**Exercise task:** Identify the lines holding "A带负电" and copy them.

**Collection entries:**
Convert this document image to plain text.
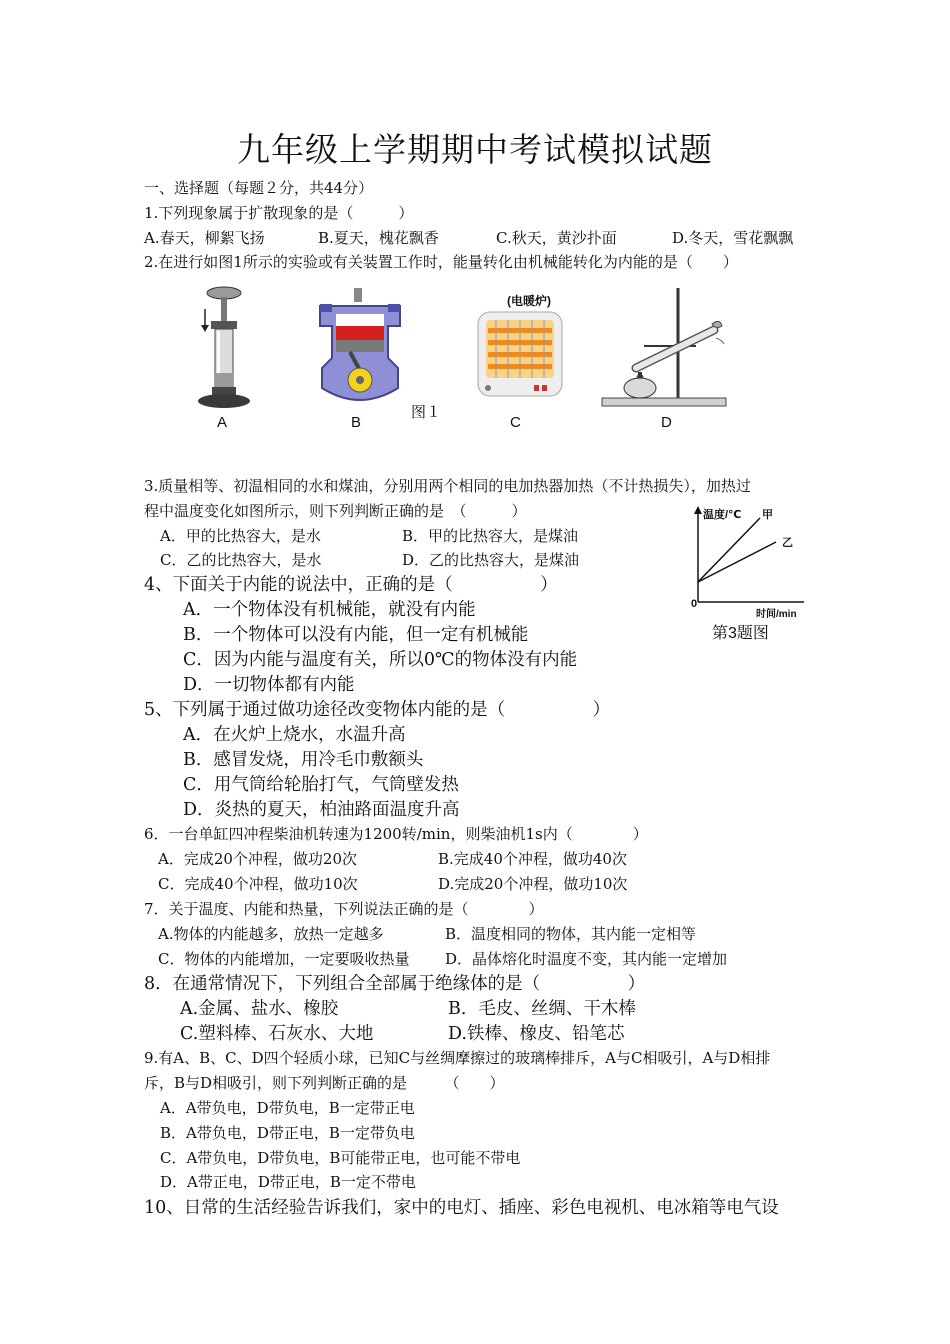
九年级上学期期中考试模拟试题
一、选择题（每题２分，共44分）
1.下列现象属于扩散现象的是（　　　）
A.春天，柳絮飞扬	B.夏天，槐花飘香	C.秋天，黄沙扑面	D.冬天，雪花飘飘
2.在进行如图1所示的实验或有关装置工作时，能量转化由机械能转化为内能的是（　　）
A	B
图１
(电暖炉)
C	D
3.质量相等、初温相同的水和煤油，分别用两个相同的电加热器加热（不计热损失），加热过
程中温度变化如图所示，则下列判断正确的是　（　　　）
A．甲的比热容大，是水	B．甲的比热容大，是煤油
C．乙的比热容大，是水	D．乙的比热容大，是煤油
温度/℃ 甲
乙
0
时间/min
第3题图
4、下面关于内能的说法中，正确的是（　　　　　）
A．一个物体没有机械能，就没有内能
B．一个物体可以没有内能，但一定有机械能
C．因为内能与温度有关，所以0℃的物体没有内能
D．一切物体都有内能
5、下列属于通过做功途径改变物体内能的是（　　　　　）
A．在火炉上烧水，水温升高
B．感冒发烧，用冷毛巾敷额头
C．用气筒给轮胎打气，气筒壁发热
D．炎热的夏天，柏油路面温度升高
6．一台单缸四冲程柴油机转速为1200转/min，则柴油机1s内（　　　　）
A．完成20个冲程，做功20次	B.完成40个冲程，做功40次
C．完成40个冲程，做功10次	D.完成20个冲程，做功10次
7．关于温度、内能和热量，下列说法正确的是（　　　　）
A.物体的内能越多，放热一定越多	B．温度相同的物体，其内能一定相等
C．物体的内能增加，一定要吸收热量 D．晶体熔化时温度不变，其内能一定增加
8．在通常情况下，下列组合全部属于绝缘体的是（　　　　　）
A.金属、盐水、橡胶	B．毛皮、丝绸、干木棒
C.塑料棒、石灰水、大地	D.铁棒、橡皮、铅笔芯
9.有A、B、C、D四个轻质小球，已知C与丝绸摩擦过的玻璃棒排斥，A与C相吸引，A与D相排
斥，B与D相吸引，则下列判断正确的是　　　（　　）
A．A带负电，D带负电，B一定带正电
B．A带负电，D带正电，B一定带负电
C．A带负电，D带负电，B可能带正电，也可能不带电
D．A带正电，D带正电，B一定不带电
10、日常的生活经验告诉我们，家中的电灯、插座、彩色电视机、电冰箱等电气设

--

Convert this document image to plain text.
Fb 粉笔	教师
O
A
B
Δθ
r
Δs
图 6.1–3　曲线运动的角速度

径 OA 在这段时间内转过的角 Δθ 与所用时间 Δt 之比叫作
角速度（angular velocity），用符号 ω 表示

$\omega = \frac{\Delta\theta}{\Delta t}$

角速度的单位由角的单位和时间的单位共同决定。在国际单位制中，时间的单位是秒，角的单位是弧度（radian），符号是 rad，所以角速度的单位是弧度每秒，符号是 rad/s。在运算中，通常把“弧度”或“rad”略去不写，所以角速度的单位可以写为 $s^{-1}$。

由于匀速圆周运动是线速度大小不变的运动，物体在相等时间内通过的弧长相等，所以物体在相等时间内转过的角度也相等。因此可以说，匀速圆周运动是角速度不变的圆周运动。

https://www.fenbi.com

**Full solution:**
A．A带负电，D带负电，B一定带正电
B．A带负电，D带正电，B一定带负电
C．A带负电，D带负电，B可能带正电，也可能不带电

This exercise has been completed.